# [STATED PROBLEM]
State how many lines of the entries contain the word "elements", matching case exactly, and give only that number.
== GIVEN DATA ==
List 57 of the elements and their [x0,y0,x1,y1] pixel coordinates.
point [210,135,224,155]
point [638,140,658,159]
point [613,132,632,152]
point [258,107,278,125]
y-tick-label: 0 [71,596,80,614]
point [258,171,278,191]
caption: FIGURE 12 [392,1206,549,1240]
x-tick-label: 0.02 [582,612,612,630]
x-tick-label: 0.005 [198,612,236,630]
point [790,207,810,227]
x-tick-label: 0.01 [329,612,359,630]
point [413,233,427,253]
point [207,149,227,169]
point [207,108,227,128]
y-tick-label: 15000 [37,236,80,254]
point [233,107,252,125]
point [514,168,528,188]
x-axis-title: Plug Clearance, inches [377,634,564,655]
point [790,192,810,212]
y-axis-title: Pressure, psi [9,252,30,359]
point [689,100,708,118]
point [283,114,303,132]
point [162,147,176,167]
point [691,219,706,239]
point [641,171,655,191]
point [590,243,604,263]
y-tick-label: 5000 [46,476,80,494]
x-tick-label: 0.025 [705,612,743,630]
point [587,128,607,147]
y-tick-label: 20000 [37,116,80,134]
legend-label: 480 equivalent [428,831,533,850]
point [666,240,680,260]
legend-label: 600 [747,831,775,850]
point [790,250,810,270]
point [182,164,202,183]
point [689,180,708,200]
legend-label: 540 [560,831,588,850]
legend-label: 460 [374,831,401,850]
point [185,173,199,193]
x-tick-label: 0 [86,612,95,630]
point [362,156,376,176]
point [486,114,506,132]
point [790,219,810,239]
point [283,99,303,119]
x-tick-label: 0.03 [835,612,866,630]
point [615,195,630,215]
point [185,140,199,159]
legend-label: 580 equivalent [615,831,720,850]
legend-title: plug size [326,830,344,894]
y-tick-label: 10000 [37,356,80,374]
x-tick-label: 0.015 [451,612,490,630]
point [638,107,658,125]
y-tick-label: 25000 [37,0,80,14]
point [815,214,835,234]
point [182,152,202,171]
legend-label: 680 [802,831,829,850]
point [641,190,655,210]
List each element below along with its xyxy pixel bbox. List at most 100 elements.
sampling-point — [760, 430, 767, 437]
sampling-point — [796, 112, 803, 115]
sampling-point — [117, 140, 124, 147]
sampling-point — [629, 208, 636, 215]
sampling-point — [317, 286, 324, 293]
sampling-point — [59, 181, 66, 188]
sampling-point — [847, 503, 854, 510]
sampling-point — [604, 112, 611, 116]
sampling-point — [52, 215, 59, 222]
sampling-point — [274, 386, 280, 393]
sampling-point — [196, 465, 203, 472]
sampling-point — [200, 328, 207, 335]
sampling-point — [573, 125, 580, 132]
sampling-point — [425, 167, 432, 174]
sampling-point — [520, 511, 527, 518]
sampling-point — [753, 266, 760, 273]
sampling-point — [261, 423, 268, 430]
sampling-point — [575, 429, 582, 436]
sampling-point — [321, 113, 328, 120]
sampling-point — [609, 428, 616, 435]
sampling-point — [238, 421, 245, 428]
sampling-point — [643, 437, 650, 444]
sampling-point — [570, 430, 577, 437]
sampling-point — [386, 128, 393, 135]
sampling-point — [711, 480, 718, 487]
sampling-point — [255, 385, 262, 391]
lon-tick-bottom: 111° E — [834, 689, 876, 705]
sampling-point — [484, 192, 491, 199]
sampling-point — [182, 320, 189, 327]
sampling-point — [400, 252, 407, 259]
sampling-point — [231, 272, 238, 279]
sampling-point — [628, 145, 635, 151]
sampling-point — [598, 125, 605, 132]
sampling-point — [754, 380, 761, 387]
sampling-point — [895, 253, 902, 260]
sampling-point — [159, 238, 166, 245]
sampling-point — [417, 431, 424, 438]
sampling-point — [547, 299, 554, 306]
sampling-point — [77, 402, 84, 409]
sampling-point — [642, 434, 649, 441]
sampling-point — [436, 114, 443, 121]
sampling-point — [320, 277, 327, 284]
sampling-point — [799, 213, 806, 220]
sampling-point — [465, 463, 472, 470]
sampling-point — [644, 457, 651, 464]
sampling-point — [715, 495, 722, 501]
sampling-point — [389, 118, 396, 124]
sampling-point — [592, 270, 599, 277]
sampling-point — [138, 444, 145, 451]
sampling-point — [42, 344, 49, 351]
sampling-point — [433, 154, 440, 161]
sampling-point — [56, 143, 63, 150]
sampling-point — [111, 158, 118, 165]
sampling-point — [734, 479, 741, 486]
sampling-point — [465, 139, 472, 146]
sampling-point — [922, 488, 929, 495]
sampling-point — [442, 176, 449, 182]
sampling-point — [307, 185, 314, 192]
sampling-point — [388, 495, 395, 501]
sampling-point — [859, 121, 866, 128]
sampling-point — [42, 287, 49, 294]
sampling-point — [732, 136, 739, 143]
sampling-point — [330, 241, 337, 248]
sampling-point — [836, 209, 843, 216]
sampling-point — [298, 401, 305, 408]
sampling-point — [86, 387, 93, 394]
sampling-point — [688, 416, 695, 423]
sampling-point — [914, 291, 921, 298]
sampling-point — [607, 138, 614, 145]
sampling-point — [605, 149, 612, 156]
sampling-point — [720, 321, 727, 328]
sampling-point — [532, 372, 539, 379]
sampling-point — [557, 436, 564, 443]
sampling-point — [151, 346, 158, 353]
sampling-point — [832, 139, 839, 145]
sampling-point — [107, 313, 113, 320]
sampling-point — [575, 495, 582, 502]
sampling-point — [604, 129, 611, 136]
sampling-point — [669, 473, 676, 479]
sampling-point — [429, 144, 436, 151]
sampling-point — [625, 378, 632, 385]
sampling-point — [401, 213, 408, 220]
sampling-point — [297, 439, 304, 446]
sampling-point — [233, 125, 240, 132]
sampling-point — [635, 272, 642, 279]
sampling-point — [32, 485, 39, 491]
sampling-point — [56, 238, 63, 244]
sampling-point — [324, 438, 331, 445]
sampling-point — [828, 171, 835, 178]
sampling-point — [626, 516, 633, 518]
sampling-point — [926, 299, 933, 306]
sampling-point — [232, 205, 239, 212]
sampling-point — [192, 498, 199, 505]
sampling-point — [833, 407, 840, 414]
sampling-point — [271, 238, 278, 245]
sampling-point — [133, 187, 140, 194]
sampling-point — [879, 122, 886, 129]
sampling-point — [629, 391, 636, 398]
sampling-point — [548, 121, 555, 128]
===
# [THE REPLY]
2